- **Task material**
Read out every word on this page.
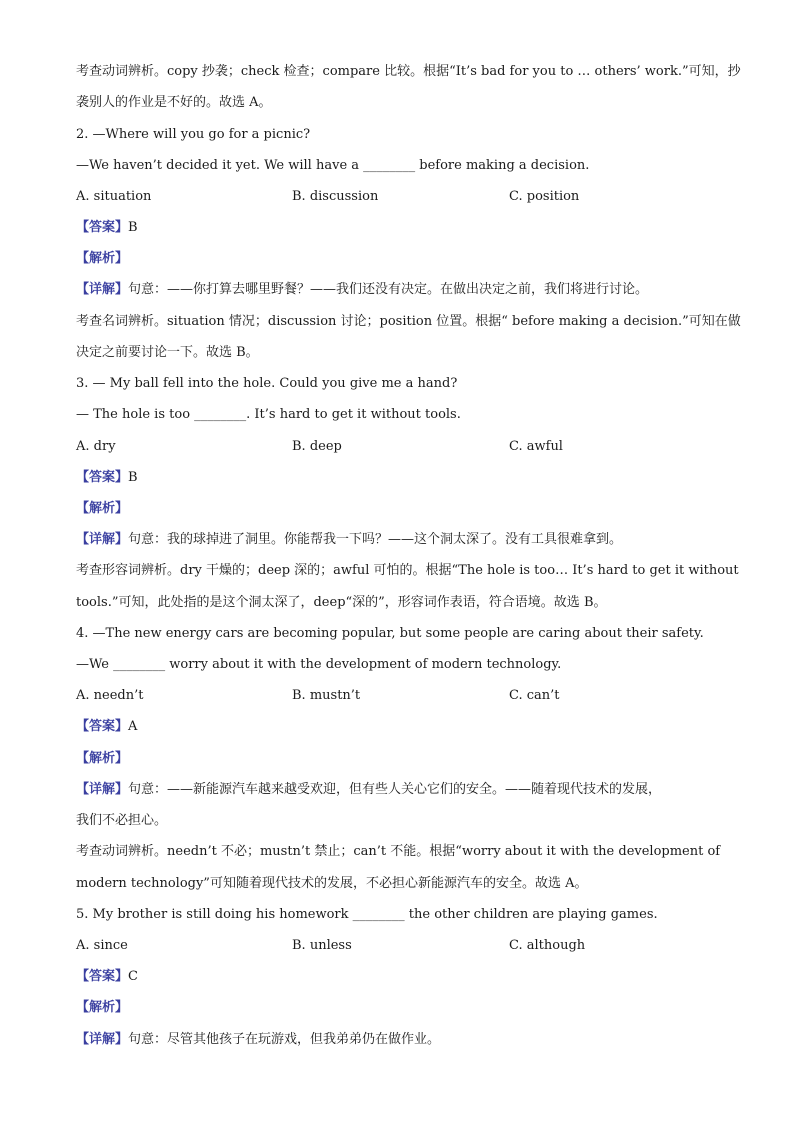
考查动词辨析。copy 抄袭；check 检查；compare 比较。根据“It’s bad for you to … others’ work.”可知，抄
袭别人的作业是不好的。故选 A。
2. —Where will you go for a picnic?
—We haven’t decided it yet. We will have a ________ before making a decision.
A. situation	B. discussion	C. position
【答案】B
【解析】
【详解】句意：——你打算去哪里野餐？——我们还没有决定。在做出决定之前，我们将进行讨论。
考查名词辨析。situation 情况；discussion 讨论；position 位置。根据“ before making a decision.”可知在做
决定之前要讨论一下。故选 B。
3. — My ball fell into the hole. Could you give me a hand?
— The hole is too ________. It’s hard to get it without tools.
A. dry	B. deep	C. awful
【答案】B
【解析】
【详解】句意：我的球掉进了洞里。你能帮我一下吗？——这个洞太深了。没有工具很难拿到。
考查形容词辨析。dry 干燥的；deep 深的；awful 可怕的。根据“The hole is too… It’s hard to get it without
tools.”可知，此处指的是这个洞太深了，deep“深的”，形容词作表语，符合语境。故选 B。
4. —The new energy cars are becoming popular, but some people are caring about their safety.
—We ________ worry about it with the development of modern technology.
A. needn’t	B. mustn’t	C. can’t
【答案】A
【解析】
【详解】句意：——新能源汽车越来越受欢迎，但有些人关心它们的安全。——随着现代技术的发展，
我们不必担心。
考查动词辨析。needn’t 不必；mustn’t 禁止；can’t 不能。根据“worry about it with the development of
modern technology”可知随着现代技术的发展，不必担心新能源汽车的安全。故选 A。
5. My brother is still doing his homework ________ the other children are playing games.
A. since	B. unless	C. although
【答案】C
【解析】
【详解】句意：尽管其他孩子在玩游戏，但我弟弟仍在做作业。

- **What is required**
Your task is to repeat the material above exactly, without its pictures.

- **Completed exercise**
Read out every word on this page.
考查动词辨析。copy 抄袭；check 检查；compare 比较。根据“It’s bad for you to … others’ work.”可知，抄
袭别人的作业是不好的。故选 A。
2. —Where will you go for a picnic?
—We haven’t decided it yet. We will have a ________ before making a decision.
A. situation	B. discussion	C. position
【答案】B
【解析】
【详解】句意：——你打算去哪里野餐？——我们还没有决定。在做出决定之前，我们将进行讨论。
考查名词辨析。situation 情况；discussion 讨论；position 位置。根据“ before making a decision.”可知在做
决定之前要讨论一下。故选 B。
3. — My ball fell into the hole. Could you give me a hand?
— The hole is too ________. It’s hard to get it without tools.
A. dry	B. deep	C. awful
【答案】B
【解析】
【详解】句意：我的球掉进了洞里。你能帮我一下吗？——这个洞太深了。没有工具很难拿到。
考查形容词辨析。dry 干燥的；deep 深的；awful 可怕的。根据“The hole is too… It’s hard to get it without
tools.”可知，此处指的是这个洞太深了，deep“深的”，形容词作表语，符合语境。故选 B。
4. —The new energy cars are becoming popular, but some people are caring about their safety.
—We ________ worry about it with the development of modern technology.
A. needn’t	B. mustn’t	C. can’t
【答案】A
【解析】
【详解】句意：——新能源汽车越来越受欢迎，但有些人关心它们的安全。——随着现代技术的发展，
我们不必担心。
考查动词辨析。needn’t 不必；mustn’t 禁止；can’t 不能。根据“worry about it with the development of
modern technology”可知随着现代技术的发展，不必担心新能源汽车的安全。故选 A。
5. My brother is still doing his homework ________ the other children are playing games.
A. since	B. unless	C. although
【答案】C
【解析】
【详解】句意：尽管其他孩子在玩游戏，但我弟弟仍在做作业。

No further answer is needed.